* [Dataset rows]
---------------

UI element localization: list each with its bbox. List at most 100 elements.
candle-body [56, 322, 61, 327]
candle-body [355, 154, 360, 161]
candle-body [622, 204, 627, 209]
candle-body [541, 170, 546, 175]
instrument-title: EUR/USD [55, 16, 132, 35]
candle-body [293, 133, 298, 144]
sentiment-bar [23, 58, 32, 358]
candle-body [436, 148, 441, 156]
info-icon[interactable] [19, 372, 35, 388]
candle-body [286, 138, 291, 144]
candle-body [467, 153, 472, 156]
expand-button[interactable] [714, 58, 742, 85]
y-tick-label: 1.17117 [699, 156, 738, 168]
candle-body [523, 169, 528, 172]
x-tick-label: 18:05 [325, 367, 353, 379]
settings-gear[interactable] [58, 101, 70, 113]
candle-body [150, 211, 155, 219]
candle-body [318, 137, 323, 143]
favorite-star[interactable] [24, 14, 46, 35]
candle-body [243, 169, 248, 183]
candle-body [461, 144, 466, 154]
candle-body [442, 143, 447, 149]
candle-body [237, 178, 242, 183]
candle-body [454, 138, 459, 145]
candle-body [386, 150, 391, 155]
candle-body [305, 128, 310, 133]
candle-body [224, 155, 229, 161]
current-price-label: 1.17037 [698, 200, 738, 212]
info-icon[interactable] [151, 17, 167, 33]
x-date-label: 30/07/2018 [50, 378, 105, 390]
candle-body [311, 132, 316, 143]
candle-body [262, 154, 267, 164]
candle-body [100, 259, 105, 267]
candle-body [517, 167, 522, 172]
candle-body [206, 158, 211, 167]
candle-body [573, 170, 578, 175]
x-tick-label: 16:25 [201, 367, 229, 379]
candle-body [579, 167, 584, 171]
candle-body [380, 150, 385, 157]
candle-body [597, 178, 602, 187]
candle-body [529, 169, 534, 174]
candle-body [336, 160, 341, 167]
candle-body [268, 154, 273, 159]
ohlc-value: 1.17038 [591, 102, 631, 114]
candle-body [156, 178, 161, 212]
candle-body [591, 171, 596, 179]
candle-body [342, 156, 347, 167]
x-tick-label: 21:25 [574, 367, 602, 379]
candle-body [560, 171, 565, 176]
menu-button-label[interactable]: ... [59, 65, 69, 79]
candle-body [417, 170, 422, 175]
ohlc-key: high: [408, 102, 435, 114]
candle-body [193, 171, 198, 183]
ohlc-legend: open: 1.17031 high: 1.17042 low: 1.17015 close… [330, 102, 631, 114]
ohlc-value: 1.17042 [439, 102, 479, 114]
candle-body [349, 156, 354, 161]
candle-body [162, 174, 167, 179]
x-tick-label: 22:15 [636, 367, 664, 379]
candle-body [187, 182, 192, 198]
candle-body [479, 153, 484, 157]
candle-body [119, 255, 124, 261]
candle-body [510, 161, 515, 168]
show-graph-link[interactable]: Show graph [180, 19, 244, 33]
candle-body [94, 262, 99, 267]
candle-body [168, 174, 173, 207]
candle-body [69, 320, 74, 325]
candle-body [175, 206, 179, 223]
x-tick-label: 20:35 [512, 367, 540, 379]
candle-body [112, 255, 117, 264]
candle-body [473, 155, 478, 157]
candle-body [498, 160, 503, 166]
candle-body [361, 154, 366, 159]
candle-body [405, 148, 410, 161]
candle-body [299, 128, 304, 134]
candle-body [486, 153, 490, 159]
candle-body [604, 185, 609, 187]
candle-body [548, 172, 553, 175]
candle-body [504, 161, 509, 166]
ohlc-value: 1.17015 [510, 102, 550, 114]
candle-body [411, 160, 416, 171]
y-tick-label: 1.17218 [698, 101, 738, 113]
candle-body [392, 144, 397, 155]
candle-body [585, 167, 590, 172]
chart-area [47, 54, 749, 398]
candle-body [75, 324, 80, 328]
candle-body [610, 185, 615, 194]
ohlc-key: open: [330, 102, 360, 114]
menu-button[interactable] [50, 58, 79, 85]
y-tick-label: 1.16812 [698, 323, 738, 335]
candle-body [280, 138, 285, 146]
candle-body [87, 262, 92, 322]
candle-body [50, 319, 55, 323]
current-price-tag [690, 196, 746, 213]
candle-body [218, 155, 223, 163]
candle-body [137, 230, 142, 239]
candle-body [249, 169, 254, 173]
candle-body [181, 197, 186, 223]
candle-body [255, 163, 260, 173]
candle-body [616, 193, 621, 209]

---------------

* [EXERCISE INSTRUCTIONS] Give only the number of lines in the entries above that contain the string "value".

* [REPLY] 3